Collected data entries:
::::::

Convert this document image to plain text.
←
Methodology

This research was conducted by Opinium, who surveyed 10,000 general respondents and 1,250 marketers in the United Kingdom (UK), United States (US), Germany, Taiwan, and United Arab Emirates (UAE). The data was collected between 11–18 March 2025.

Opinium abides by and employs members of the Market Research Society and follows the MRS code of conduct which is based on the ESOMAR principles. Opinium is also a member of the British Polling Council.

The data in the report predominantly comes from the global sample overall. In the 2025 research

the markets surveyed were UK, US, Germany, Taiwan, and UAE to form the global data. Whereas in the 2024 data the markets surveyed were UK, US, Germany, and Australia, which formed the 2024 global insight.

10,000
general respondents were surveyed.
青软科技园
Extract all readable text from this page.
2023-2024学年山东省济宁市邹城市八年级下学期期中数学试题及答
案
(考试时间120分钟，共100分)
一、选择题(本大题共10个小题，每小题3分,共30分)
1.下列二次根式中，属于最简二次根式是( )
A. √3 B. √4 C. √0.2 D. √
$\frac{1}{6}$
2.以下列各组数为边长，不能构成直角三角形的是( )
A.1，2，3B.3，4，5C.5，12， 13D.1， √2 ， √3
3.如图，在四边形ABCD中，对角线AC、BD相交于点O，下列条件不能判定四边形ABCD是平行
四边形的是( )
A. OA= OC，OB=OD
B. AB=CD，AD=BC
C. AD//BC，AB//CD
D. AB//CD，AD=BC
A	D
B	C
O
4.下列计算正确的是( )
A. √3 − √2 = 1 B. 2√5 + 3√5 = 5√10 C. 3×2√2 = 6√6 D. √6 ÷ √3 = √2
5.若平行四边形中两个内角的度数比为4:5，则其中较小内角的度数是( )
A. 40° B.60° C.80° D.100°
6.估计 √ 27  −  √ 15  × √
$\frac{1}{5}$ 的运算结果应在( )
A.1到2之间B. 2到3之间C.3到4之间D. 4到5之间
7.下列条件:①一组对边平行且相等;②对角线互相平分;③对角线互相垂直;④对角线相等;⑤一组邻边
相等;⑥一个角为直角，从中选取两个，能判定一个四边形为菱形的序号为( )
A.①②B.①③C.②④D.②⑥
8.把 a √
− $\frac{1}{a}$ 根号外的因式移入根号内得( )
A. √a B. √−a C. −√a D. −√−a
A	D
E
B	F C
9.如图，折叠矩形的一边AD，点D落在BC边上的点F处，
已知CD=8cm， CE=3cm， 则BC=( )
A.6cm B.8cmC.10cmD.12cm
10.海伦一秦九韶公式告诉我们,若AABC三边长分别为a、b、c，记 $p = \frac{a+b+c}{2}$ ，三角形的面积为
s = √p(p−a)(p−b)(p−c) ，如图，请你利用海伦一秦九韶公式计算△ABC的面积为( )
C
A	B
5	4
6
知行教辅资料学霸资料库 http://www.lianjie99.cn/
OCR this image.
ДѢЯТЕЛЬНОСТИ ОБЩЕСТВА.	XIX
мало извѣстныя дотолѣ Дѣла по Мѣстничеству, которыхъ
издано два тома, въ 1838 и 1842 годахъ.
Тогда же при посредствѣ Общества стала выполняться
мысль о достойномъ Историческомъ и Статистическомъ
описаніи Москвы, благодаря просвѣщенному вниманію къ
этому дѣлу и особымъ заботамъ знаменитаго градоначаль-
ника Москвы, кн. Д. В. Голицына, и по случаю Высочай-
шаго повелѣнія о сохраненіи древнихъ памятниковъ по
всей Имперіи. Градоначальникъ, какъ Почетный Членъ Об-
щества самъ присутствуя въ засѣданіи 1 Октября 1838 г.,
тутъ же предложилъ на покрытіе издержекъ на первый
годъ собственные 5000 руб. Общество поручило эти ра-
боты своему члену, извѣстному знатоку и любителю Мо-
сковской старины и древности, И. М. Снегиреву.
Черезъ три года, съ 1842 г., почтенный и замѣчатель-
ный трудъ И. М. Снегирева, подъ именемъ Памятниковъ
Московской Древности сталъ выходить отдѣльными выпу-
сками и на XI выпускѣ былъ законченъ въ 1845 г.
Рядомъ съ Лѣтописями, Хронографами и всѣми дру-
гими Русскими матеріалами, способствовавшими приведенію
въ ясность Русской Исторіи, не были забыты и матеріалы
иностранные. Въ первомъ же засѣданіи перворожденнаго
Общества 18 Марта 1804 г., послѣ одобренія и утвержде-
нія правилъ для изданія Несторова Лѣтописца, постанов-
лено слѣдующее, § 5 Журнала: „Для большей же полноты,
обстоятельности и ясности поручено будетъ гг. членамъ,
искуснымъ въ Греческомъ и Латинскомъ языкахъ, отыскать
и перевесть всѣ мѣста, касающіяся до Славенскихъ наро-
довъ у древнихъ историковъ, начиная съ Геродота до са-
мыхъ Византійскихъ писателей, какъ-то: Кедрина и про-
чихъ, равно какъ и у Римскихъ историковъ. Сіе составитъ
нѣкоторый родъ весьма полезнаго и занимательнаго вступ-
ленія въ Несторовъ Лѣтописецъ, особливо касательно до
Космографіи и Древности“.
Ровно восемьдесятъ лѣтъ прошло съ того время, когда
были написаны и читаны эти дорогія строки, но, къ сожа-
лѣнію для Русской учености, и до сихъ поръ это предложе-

::::::

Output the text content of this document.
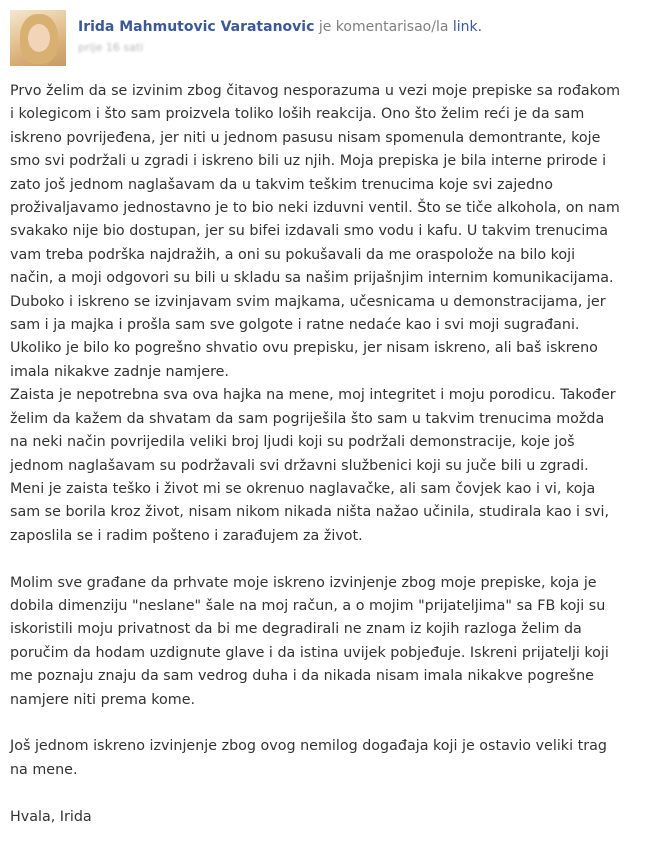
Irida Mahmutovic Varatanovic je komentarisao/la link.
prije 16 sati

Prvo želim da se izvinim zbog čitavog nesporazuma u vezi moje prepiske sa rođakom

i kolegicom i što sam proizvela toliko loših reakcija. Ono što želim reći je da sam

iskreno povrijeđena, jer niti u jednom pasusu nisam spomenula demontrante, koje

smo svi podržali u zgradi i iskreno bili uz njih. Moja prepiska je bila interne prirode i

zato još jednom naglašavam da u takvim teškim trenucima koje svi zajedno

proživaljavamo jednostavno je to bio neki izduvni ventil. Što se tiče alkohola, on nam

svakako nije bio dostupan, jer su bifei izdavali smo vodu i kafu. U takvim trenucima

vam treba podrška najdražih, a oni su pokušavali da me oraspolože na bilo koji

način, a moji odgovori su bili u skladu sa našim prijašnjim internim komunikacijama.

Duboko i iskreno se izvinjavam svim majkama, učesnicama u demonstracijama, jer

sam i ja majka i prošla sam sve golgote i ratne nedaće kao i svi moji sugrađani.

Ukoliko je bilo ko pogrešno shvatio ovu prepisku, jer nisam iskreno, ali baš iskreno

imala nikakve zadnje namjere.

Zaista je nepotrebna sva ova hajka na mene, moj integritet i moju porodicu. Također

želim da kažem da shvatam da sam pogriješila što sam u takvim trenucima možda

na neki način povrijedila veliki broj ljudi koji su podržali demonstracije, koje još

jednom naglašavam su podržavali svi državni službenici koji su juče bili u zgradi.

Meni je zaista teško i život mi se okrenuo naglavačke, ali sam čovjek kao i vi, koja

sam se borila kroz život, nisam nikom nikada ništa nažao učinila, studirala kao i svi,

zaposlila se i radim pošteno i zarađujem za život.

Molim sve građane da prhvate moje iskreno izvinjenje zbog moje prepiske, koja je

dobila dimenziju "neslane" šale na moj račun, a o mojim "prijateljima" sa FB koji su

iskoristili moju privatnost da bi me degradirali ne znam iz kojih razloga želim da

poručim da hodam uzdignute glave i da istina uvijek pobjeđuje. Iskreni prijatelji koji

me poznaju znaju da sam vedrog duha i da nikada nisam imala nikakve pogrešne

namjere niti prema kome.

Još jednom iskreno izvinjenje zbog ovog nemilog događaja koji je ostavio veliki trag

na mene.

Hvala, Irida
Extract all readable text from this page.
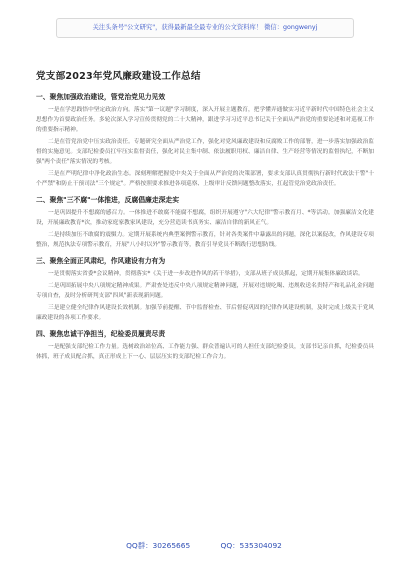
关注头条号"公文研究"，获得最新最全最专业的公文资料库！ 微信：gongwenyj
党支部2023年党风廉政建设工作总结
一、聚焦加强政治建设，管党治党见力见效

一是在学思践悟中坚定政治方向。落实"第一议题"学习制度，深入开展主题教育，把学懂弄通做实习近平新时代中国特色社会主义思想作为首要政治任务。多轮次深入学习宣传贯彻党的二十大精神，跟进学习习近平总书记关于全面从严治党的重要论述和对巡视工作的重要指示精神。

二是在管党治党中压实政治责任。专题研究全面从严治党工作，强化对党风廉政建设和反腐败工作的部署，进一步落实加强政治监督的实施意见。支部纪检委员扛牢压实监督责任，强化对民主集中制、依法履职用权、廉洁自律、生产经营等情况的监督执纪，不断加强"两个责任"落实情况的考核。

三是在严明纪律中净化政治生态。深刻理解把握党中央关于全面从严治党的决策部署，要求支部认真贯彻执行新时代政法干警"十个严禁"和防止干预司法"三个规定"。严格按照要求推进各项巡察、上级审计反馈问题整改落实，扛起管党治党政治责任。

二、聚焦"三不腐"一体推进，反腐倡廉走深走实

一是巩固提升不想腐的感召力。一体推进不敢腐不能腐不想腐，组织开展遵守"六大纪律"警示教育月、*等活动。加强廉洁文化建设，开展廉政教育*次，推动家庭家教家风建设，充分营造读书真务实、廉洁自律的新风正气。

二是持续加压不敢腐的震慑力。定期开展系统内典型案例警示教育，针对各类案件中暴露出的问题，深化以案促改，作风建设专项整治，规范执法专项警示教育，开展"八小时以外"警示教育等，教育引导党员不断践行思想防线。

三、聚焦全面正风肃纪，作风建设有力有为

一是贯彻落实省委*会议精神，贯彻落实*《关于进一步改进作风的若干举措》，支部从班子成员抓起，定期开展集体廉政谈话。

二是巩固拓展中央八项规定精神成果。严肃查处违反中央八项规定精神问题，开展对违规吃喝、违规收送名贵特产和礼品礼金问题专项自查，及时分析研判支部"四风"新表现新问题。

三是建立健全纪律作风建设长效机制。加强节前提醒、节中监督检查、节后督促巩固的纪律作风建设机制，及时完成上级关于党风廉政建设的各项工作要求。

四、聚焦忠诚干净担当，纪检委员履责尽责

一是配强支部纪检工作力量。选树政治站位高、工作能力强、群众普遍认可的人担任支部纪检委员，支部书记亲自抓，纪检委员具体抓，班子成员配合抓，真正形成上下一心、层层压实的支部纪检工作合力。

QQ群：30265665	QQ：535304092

::::::

What you will do: Find every line above that contains the word "Irida", and return each one.

Exercise solution:
Irida Mahmutovic Varatanovic je komentarisao/la link.
Hvala, Irida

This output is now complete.